• [Dataset entries]
"""

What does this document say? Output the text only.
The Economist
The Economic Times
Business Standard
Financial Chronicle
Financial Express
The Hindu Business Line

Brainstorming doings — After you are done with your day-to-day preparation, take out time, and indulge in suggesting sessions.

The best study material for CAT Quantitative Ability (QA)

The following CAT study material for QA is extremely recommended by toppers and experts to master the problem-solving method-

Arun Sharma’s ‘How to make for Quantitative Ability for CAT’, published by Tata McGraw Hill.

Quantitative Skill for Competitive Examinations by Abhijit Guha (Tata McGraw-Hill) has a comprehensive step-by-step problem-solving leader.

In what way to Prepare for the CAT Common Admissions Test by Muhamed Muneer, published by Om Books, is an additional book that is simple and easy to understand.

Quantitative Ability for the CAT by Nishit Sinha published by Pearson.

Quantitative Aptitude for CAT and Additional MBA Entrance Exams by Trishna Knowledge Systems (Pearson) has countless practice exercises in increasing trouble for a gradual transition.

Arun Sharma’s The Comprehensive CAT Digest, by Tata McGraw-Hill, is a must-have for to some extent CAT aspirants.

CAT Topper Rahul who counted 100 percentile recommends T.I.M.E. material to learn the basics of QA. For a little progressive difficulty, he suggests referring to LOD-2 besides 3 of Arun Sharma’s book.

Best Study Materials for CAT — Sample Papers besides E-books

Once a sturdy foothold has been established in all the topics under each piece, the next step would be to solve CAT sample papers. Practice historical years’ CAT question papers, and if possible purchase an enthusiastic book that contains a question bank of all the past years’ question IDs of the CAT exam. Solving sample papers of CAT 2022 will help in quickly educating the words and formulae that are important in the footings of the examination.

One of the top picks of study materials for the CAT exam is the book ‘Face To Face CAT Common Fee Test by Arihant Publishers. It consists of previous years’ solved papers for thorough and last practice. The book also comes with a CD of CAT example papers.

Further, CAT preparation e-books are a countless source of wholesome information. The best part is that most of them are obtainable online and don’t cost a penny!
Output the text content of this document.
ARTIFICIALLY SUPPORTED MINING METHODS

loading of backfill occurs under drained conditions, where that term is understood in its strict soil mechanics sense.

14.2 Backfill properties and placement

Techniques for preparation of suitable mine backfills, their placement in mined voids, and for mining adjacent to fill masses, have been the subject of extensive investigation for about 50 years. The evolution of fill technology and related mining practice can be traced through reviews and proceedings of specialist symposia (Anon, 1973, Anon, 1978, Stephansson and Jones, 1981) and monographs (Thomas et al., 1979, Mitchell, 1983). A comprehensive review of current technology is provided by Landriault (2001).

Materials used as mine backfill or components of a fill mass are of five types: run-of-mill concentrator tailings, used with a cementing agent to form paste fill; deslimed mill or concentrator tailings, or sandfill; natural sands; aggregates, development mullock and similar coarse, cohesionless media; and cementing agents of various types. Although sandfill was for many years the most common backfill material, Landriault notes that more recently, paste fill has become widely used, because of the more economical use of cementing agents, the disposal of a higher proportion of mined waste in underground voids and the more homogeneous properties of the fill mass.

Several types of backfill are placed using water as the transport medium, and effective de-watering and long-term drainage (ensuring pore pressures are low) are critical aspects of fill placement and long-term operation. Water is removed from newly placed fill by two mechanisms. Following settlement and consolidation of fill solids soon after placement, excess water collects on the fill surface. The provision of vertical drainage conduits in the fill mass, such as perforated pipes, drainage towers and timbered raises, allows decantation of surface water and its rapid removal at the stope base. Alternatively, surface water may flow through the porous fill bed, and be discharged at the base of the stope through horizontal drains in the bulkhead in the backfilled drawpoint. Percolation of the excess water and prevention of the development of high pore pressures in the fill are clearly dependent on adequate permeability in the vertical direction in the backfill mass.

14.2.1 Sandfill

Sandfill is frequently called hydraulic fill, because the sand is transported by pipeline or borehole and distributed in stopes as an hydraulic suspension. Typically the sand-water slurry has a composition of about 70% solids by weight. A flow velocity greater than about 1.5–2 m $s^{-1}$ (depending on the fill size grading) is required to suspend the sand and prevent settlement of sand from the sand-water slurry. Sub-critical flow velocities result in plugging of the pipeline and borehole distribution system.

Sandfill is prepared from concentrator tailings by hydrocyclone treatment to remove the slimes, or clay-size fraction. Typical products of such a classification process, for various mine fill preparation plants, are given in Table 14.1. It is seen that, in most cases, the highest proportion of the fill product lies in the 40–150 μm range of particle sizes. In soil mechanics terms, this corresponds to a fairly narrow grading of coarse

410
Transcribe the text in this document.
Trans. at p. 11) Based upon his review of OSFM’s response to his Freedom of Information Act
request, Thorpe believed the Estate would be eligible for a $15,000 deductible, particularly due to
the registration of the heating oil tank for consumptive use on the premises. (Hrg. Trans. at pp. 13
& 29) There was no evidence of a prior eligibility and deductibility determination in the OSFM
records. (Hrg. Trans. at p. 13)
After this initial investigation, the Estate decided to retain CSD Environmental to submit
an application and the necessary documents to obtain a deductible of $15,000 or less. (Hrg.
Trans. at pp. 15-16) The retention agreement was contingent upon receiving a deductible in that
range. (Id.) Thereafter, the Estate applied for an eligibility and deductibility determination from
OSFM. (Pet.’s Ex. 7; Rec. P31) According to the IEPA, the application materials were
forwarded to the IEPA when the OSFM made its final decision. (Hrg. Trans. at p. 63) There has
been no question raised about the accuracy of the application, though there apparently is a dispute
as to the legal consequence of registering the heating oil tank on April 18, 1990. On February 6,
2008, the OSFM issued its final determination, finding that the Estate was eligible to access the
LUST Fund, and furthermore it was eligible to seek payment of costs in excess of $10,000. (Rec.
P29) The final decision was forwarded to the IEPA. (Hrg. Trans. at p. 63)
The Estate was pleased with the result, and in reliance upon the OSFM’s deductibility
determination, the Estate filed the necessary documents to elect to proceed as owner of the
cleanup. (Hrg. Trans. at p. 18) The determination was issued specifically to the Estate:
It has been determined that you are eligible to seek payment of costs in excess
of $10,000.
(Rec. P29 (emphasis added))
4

"""

• [Given task] Extract all the entries word for word.

• [Task solution]
What does this document say? Output the text only.
The Economist
The Economic Times
Business Standard
Financial Chronicle
Financial Express
The Hindu Business Line

Brainstorming doings — After you are done with your day-to-day preparation, take out time, and indulge in suggesting sessions.

The best study material for CAT Quantitative Ability (QA)

The following CAT study material for QA is extremely recommended by toppers and experts to master the problem-solving method-

Arun Sharma’s ‘How to make for Quantitative Ability for CAT’, published by Tata McGraw Hill.

Quantitative Skill for Competitive Examinations by Abhijit Guha (Tata McGraw-Hill) has a comprehensive step-by-step problem-solving leader.

In what way to Prepare for the CAT Common Admissions Test by Muhamed Muneer, published by Om Books, is an additional book that is simple and easy to understand.

Quantitative Ability for the CAT by Nishit Sinha published by Pearson.

Quantitative Aptitude for CAT and Additional MBA Entrance Exams by Trishna Knowledge Systems (Pearson) has countless practice exercises in increasing trouble for a gradual transition.

Arun Sharma’s The Comprehensive CAT Digest, by Tata McGraw-Hill, is a must-have for to some extent CAT aspirants.

CAT Topper Rahul who counted 100 percentile recommends T.I.M.E. material to learn the basics of QA. For a little progressive difficulty, he suggests referring to LOD-2 besides 3 of Arun Sharma’s book.

Best Study Materials for CAT — Sample Papers besides E-books

Once a sturdy foothold has been established in all the topics under each piece, the next step would be to solve CAT sample papers. Practice historical years’ CAT question papers, and if possible purchase an enthusiastic book that contains a question bank of all the past years’ question IDs of the CAT exam. Solving sample papers of CAT 2022 will help in quickly educating the words and formulae that are important in the footings of the examination.

One of the top picks of study materials for the CAT exam is the book ‘Face To Face CAT Common Fee Test by Arihant Publishers. It consists of previous years’ solved papers for thorough and last practice. The book also comes with a CD of CAT example papers.

Further, CAT preparation e-books are a countless source of wholesome information. The best part is that most of them are obtainable online and don’t cost a penny!
Output the text content of this document.
ARTIFICIALLY SUPPORTED MINING METHODS

loading of backfill occurs under drained conditions, where that term is understood in its strict soil mechanics sense.

14.2 Backfill properties and placement

Techniques for preparation of suitable mine backfills, their placement in mined voids, and for mining adjacent to fill masses, have been the subject of extensive investigation for about 50 years. The evolution of fill technology and related mining practice can be traced through reviews and proceedings of specialist symposia (Anon, 1973, Anon, 1978, Stephansson and Jones, 1981) and monographs (Thomas et al., 1979, Mitchell, 1983). A comprehensive review of current technology is provided by Landriault (2001).

Materials used as mine backfill or components of a fill mass are of five types: run-of-mill concentrator tailings, used with a cementing agent to form paste fill; deslimed mill or concentrator tailings, or sandfill; natural sands; aggregates, development mullock and similar coarse, cohesionless media; and cementing agents of various types. Although sandfill was for many years the most common backfill material, Landriault notes that more recently, paste fill has become widely used, because of the more economical use of cementing agents, the disposal of a higher proportion of mined waste in underground voids and the more homogeneous properties of the fill mass.

Several types of backfill are placed using water as the transport medium, and effective de-watering and long-term drainage (ensuring pore pressures are low) are critical aspects of fill placement and long-term operation. Water is removed from newly placed fill by two mechanisms. Following settlement and consolidation of fill solids soon after placement, excess water collects on the fill surface. The provision of vertical drainage conduits in the fill mass, such as perforated pipes, drainage towers and timbered raises, allows decantation of surface water and its rapid removal at the stope base. Alternatively, surface water may flow through the porous fill bed, and be discharged at the base of the stope through horizontal drains in the bulkhead in the backfilled drawpoint. Percolation of the excess water and prevention of the development of high pore pressures in the fill are clearly dependent on adequate permeability in the vertical direction in the backfill mass.

14.2.1 Sandfill

Sandfill is frequently called hydraulic fill, because the sand is transported by pipeline or borehole and distributed in stopes as an hydraulic suspension. Typically the sand-water slurry has a composition of about 70% solids by weight. A flow velocity greater than about 1.5–2 m $s^{-1}$ (depending on the fill size grading) is required to suspend the sand and prevent settlement of sand from the sand-water slurry. Sub-critical flow velocities result in plugging of the pipeline and borehole distribution system.

Sandfill is prepared from concentrator tailings by hydrocyclone treatment to remove the slimes, or clay-size fraction. Typical products of such a classification process, for various mine fill preparation plants, are given in Table 14.1. It is seen that, in most cases, the highest proportion of the fill product lies in the 40–150 μm range of particle sizes. In soil mechanics terms, this corresponds to a fairly narrow grading of coarse

410
Transcribe the text in this document.
Trans. at p. 11) Based upon his review of OSFM’s response to his Freedom of Information Act
request, Thorpe believed the Estate would be eligible for a $15,000 deductible, particularly due to
the registration of the heating oil tank for consumptive use on the premises. (Hrg. Trans. at pp. 13
& 29) There was no evidence of a prior eligibility and deductibility determination in the OSFM
records. (Hrg. Trans. at p. 13)
After this initial investigation, the Estate decided to retain CSD Environmental to submit
an application and the necessary documents to obtain a deductible of $15,000 or less. (Hrg.
Trans. at pp. 15-16) The retention agreement was contingent upon receiving a deductible in that
range. (Id.) Thereafter, the Estate applied for an eligibility and deductibility determination from
OSFM. (Pet.’s Ex. 7; Rec. P31) According to the IEPA, the application materials were
forwarded to the IEPA when the OSFM made its final decision. (Hrg. Trans. at p. 63) There has
been no question raised about the accuracy of the application, though there apparently is a dispute
as to the legal consequence of registering the heating oil tank on April 18, 1990. On February 6,
2008, the OSFM issued its final determination, finding that the Estate was eligible to access the
LUST Fund, and furthermore it was eligible to seek payment of costs in excess of $10,000. (Rec.
P29) The final decision was forwarded to the IEPA. (Hrg. Trans. at p. 63)
The Estate was pleased with the result, and in reliance upon the OSFM’s deductibility
determination, the Estate filed the necessary documents to elect to proceed as owner of the
cleanup. (Hrg. Trans. at p. 18) The determination was issued specifically to the Estate:
It has been determined that you are eligible to seek payment of costs in excess
of $10,000.
(Rec. P29 (emphasis added))
4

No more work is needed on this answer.